__EXERCISE DIRECTIONS__
Each record below should be output verbatim, without pictures.

__GIVEN RECORDS__
_____

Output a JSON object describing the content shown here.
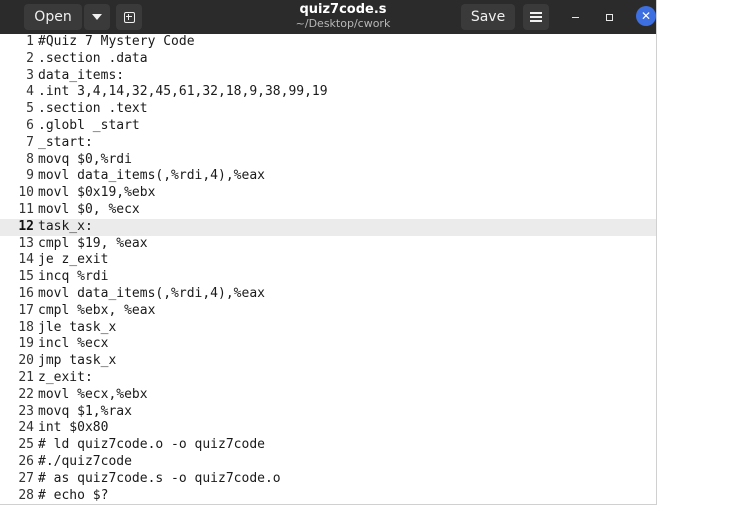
{
  "header": {
    "open_label": "Open",
    "save_label": "Save",
    "title": "quiz7code.s",
    "subtitle": "~/Desktop/cwork",
    "icons": [
      "chevron-down-icon",
      "new-tab-icon",
      "menu-icon",
      "minimize-icon",
      "maximize-icon",
      "close-icon"
    ],
    "close_button_color": "#3d6fe0"
  },
  "editor": {
    "current_line": 12,
    "lines": [
      {
        "n": "1",
        "text": "#Quiz 7 Mystery Code"
      },
      {
        "n": "2",
        "text": ".section .data"
      },
      {
        "n": "3",
        "text": "data_items:"
      },
      {
        "n": "4",
        "text": ".int 3,4,14,32,45,61,32,18,9,38,99,19"
      },
      {
        "n": "5",
        "text": ".section .text"
      },
      {
        "n": "6",
        "text": ".globl _start"
      },
      {
        "n": "7",
        "text": "_start:"
      },
      {
        "n": "8",
        "text": "movq $0,%rdi"
      },
      {
        "n": "9",
        "text": "movl data_items(,%rdi,4),%eax"
      },
      {
        "n": "10",
        "text": "movl $0x19,%ebx"
      },
      {
        "n": "11",
        "text": "movl $0, %ecx"
      },
      {
        "n": "12",
        "text": "task_x:"
      },
      {
        "n": "13",
        "text": "cmpl $19, %eax"
      },
      {
        "n": "14",
        "text": "je z_exit"
      },
      {
        "n": "15",
        "text": "incq %rdi"
      },
      {
        "n": "16",
        "text": "movl data_items(,%rdi,4),%eax"
      },
      {
        "n": "17",
        "text": "cmpl %ebx, %eax"
      },
      {
        "n": "18",
        "text": "jle task_x"
      },
      {
        "n": "19",
        "text": "incl %ecx"
      },
      {
        "n": "20",
        "text": "jmp task_x"
      },
      {
        "n": "21",
        "text": "z_exit:"
      },
      {
        "n": "22",
        "text": "movl %ecx,%ebx"
      },
      {
        "n": "23",
        "text": "movq $1,%rax"
      },
      {
        "n": "24",
        "text": "int $0x80"
      },
      {
        "n": "25",
        "text": "# ld quiz7code.o -o quiz7code"
      },
      {
        "n": "26",
        "text": "#./quiz7code"
      },
      {
        "n": "27",
        "text": "# as quiz7code.s -o quiz7code.o"
      },
      {
        "n": "28",
        "text": "# echo $?"
      }
    ]
  }
}
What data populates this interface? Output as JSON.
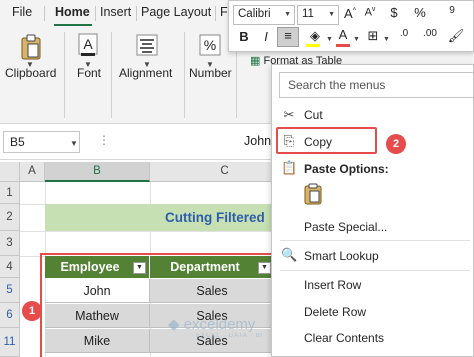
{
  "ribbon": {
    "tabs": [
      "File",
      "Home",
      "Insert",
      "Page Layout",
      "F"
    ],
    "active_tab": "Home",
    "groups": {
      "clipboard": "Clipboard",
      "font": "Font",
      "alignment": "Alignment",
      "number": "Number"
    },
    "format_as_table": "Format as Table"
  },
  "mini_toolbar": {
    "font_name": "Calibri",
    "font_size": "11",
    "currency_symbol": "$",
    "percent_symbol": "%",
    "bold": "B",
    "italic": "I",
    "font_color_letter": "A",
    "grow_font": "A^",
    "shrink_font": "A"
  },
  "formula_bar": {
    "name_box": "B5",
    "content": "John"
  },
  "grid": {
    "columns": [
      "A",
      "B",
      "C"
    ],
    "rows": [
      "1",
      "2",
      "3",
      "4",
      "5",
      "6",
      "11"
    ],
    "title": "Cutting Filtered",
    "headers": [
      "Employee",
      "Department"
    ],
    "data": [
      [
        "John",
        "Sales"
      ],
      [
        "Mathew",
        "Sales"
      ],
      [
        "Mike",
        "Sales"
      ]
    ]
  },
  "badges": {
    "selection": "1",
    "copy": "2"
  },
  "context_menu": {
    "search_placeholder": "Search the menus",
    "items": {
      "cut": "Cut",
      "copy": "Copy",
      "paste_options": "Paste Options:",
      "paste_special": "Paste Special...",
      "smart_lookup": "Smart Lookup",
      "insert_row": "Insert Row",
      "delete_row": "Delete Row",
      "clear_contents": "Clear Contents"
    }
  },
  "watermark": {
    "name": "exceldemy",
    "tagline": "EXCEL · DATA · BI"
  },
  "colors": {
    "accent_green": "#217346",
    "header_green": "#548235",
    "title_fill": "#c6e0b4",
    "highlight_red": "#e74c4c"
  }
}
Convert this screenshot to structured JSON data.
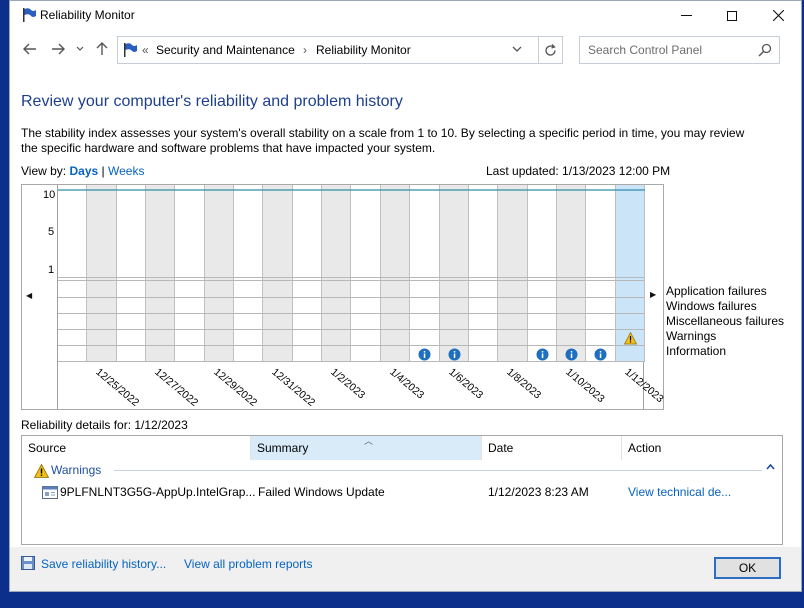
{
  "window": {
    "title": "Reliability Monitor"
  },
  "address": {
    "overflow": "«",
    "crumbs": [
      "Security and Maintenance",
      "Reliability Monitor"
    ],
    "separator": "›"
  },
  "search": {
    "placeholder": "Search Control Panel"
  },
  "page": {
    "heading": "Review your computer's reliability and problem history",
    "description": "The stability index assesses your system's overall stability on a scale from 1 to 10. By selecting a specific period in time, you may review the specific hardware and software problems that have impacted your system.",
    "view_by_label": "View by:",
    "view_days": "Days",
    "view_sep": "|",
    "view_weeks": "Weeks",
    "view_selected": "Days",
    "last_updated": "Last updated: 1/13/2023 12:00 PM"
  },
  "chart_data": {
    "type": "line",
    "y_ticks": [
      "10",
      "5",
      "1"
    ],
    "ylim": [
      1,
      10
    ],
    "x": [
      "12/24/2022",
      "12/25/2022",
      "12/26/2022",
      "12/27/2022",
      "12/28/2022",
      "12/29/2022",
      "12/30/2022",
      "12/31/2022",
      "1/1/2023",
      "1/2/2023",
      "1/3/2023",
      "1/4/2023",
      "1/5/2023",
      "1/6/2023",
      "1/7/2023",
      "1/8/2023",
      "1/9/2023",
      "1/10/2023",
      "1/11/2023",
      "1/12/2023"
    ],
    "x_tick_labels": [
      "12/25/2022",
      "12/27/2022",
      "12/29/2022",
      "12/31/2022",
      "1/2/2023",
      "1/4/2023",
      "1/6/2023",
      "1/8/2023",
      "1/10/2023",
      "1/12/2023"
    ],
    "stability_index": [
      10,
      10,
      10,
      10,
      10,
      10,
      10,
      10,
      10,
      10,
      10,
      10,
      10,
      10,
      10,
      10,
      10,
      10,
      10,
      10
    ],
    "selected_date": "1/12/2023",
    "event_rows": [
      "Application failures",
      "Windows failures",
      "Miscellaneous failures",
      "Warnings",
      "Information"
    ],
    "events": [
      {
        "date": "1/5/2023",
        "row": "Information"
      },
      {
        "date": "1/6/2023",
        "row": "Information"
      },
      {
        "date": "1/9/2023",
        "row": "Information"
      },
      {
        "date": "1/10/2023",
        "row": "Information"
      },
      {
        "date": "1/11/2023",
        "row": "Information"
      },
      {
        "date": "1/12/2023",
        "row": "Warnings"
      }
    ],
    "colors": {
      "stability_line": "#2f8fa8",
      "shaded_column": "#e9e9e9",
      "selected_column": "#cce4f7",
      "info_icon": "#1e6fc0",
      "warn_icon": "#f2c01a"
    }
  },
  "details": {
    "label": "Reliability details for: 1/12/2023",
    "columns": [
      "Source",
      "Summary",
      "Date",
      "Action"
    ],
    "sorted_column": "Summary",
    "group": "Warnings",
    "rows": [
      {
        "source": "9PLFNLNT3G5G-AppUp.IntelGrap...",
        "summary": "Failed Windows Update",
        "date": "1/12/2023 8:23 AM",
        "action": "View technical de..."
      }
    ]
  },
  "footer": {
    "save_link": "Save reliability history...",
    "view_all_link": "View all problem reports",
    "ok_label": "OK"
  },
  "icons": {
    "app": "flag-icon",
    "back": "back-arrow-icon",
    "forward": "forward-arrow-icon",
    "recent": "chevron-down-icon",
    "up": "up-arrow-icon",
    "refresh": "refresh-icon",
    "search": "search-icon"
  }
}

_____

__RESULT__
Output a JSON object describing the content shown here.
{
  "header": {
    "open_label": "Open",
    "save_label": "Save",
    "title": "quiz7code.s",
    "subtitle": "~/Desktop/cwork",
    "icons": [
      "chevron-down-icon",
      "new-tab-icon",
      "menu-icon",
      "minimize-icon",
      "maximize-icon",
      "close-icon"
    ],
    "close_button_color": "#3d6fe0"
  },
  "editor": {
    "current_line": 12,
    "lines": [
      {
        "n": "1",
        "text": "#Quiz 7 Mystery Code"
      },
      {
        "n": "2",
        "text": ".section .data"
      },
      {
        "n": "3",
        "text": "data_items:"
      },
      {
        "n": "4",
        "text": ".int 3,4,14,32,45,61,32,18,9,38,99,19"
      },
      {
        "n": "5",
        "text": ".section .text"
      },
      {
        "n": "6",
        "text": ".globl _start"
      },
      {
        "n": "7",
        "text": "_start:"
      },
      {
        "n": "8",
        "text": "movq $0,%rdi"
      },
      {
        "n": "9",
        "text": "movl data_items(,%rdi,4),%eax"
      },
      {
        "n": "10",
        "text": "movl $0x19,%ebx"
      },
      {
        "n": "11",
        "text": "movl $0, %ecx"
      },
      {
        "n": "12",
        "text": "task_x:"
      },
      {
        "n": "13",
        "text": "cmpl $19, %eax"
      },
      {
        "n": "14",
        "text": "je z_exit"
      },
      {
        "n": "15",
        "text": "incq %rdi"
      },
      {
        "n": "16",
        "text": "movl data_items(,%rdi,4),%eax"
      },
      {
        "n": "17",
        "text": "cmpl %ebx, %eax"
      },
      {
        "n": "18",
        "text": "jle task_x"
      },
      {
        "n": "19",
        "text": "incl %ecx"
      },
      {
        "n": "20",
        "text": "jmp task_x"
      },
      {
        "n": "21",
        "text": "z_exit:"
      },
      {
        "n": "22",
        "text": "movl %ecx,%ebx"
      },
      {
        "n": "23",
        "text": "movq $1,%rax"
      },
      {
        "n": "24",
        "text": "int $0x80"
      },
      {
        "n": "25",
        "text": "# ld quiz7code.o -o quiz7code"
      },
      {
        "n": "26",
        "text": "#./quiz7code"
      },
      {
        "n": "27",
        "text": "# as quiz7code.s -o quiz7code.o"
      },
      {
        "n": "28",
        "text": "# echo $?"
      }
    ]
  }
}
What data populates this interface? Output as JSON.
{
  "ribbon": {
    "tabs": [
      "File",
      "Home",
      "Insert",
      "Page Layout",
      "F"
    ],
    "active_tab": "Home",
    "groups": {
      "clipboard": "Clipboard",
      "font": "Font",
      "alignment": "Alignment",
      "number": "Number"
    },
    "format_as_table": "Format as Table"
  },
  "mini_toolbar": {
    "font_name": "Calibri",
    "font_size": "11",
    "currency_symbol": "$",
    "percent_symbol": "%",
    "bold": "B",
    "italic": "I",
    "font_color_letter": "A",
    "grow_font": "A^",
    "shrink_font": "A"
  },
  "formula_bar": {
    "name_box": "B5",
    "content": "John"
  },
  "grid": {
    "columns": [
      "A",
      "B",
      "C"
    ],
    "rows": [
      "1",
      "2",
      "3",
      "4",
      "5",
      "6",
      "11"
    ],
    "title": "Cutting Filtered",
    "headers": [
      "Employee",
      "Department"
    ],
    "data": [
      [
        "John",
        "Sales"
      ],
      [
        "Mathew",
        "Sales"
      ],
      [
        "Mike",
        "Sales"
      ]
    ]
  },
  "badges": {
    "selection": "1",
    "copy": "2"
  },
  "context_menu": {
    "search_placeholder": "Search the menus",
    "items": {
      "cut": "Cut",
      "copy": "Copy",
      "paste_options": "Paste Options:",
      "paste_special": "Paste Special...",
      "smart_lookup": "Smart Lookup",
      "insert_row": "Insert Row",
      "delete_row": "Delete Row",
      "clear_contents": "Clear Contents"
    }
  },
  "watermark": {
    "name": "exceldemy",
    "tagline": "EXCEL · DATA · BI"
  },
  "colors": {
    "accent_green": "#217346",
    "header_green": "#548235",
    "title_fill": "#c6e0b4",
    "highlight_red": "#e74c4c"
  }
}
Convert this screenshot to structured JSON data.
{
  "window": {
    "title": "Reliability Monitor"
  },
  "address": {
    "overflow": "«",
    "crumbs": [
      "Security and Maintenance",
      "Reliability Monitor"
    ],
    "separator": "›"
  },
  "search": {
    "placeholder": "Search Control Panel"
  },
  "page": {
    "heading": "Review your computer's reliability and problem history",
    "description": "The stability index assesses your system's overall stability on a scale from 1 to 10. By selecting a specific period in time, you may review the specific hardware and software problems that have impacted your system.",
    "view_by_label": "View by:",
    "view_days": "Days",
    "view_sep": "|",
    "view_weeks": "Weeks",
    "view_selected": "Days",
    "last_updated": "Last updated: 1/13/2023 12:00 PM"
  },
  "chart_data": {
    "type": "line",
    "y_ticks": [
      "10",
      "5",
      "1"
    ],
    "ylim": [
      1,
      10
    ],
    "x": [
      "12/24/2022",
      "12/25/2022",
      "12/26/2022",
      "12/27/2022",
      "12/28/2022",
      "12/29/2022",
      "12/30/2022",
      "12/31/2022",
      "1/1/2023",
      "1/2/2023",
      "1/3/2023",
      "1/4/2023",
      "1/5/2023",
      "1/6/2023",
      "1/7/2023",
      "1/8/2023",
      "1/9/2023",
      "1/10/2023",
      "1/11/2023",
      "1/12/2023"
    ],
    "x_tick_labels": [
      "12/25/2022",
      "12/27/2022",
      "12/29/2022",
      "12/31/2022",
      "1/2/2023",
      "1/4/2023",
      "1/6/2023",
      "1/8/2023",
      "1/10/2023",
      "1/12/2023"
    ],
    "stability_index": [
      10,
      10,
      10,
      10,
      10,
      10,
      10,
      10,
      10,
      10,
      10,
      10,
      10,
      10,
      10,
      10,
      10,
      10,
      10,
      10
    ],
    "selected_date": "1/12/2023",
    "event_rows": [
      "Application failures",
      "Windows failures",
      "Miscellaneous failures",
      "Warnings",
      "Information"
    ],
    "events": [
      {
        "date": "1/5/2023",
        "row": "Information"
      },
      {
        "date": "1/6/2023",
        "row": "Information"
      },
      {
        "date": "1/9/2023",
        "row": "Information"
      },
      {
        "date": "1/10/2023",
        "row": "Information"
      },
      {
        "date": "1/11/2023",
        "row": "Information"
      },
      {
        "date": "1/12/2023",
        "row": "Warnings"
      }
    ],
    "colors": {
      "stability_line": "#2f8fa8",
      "shaded_column": "#e9e9e9",
      "selected_column": "#cce4f7",
      "info_icon": "#1e6fc0",
      "warn_icon": "#f2c01a"
    }
  },
  "details": {
    "label": "Reliability details for: 1/12/2023",
    "columns": [
      "Source",
      "Summary",
      "Date",
      "Action"
    ],
    "sorted_column": "Summary",
    "group": "Warnings",
    "rows": [
      {
        "source": "9PLFNLNT3G5G-AppUp.IntelGrap...",
        "summary": "Failed Windows Update",
        "date": "1/12/2023 8:23 AM",
        "action": "View technical de..."
      }
    ]
  },
  "footer": {
    "save_link": "Save reliability history...",
    "view_all_link": "View all problem reports",
    "ok_label": "OK"
  },
  "icons": {
    "app": "flag-icon",
    "back": "back-arrow-icon",
    "forward": "forward-arrow-icon",
    "recent": "chevron-down-icon",
    "up": "up-arrow-icon",
    "refresh": "refresh-icon",
    "search": "search-icon"
  }
}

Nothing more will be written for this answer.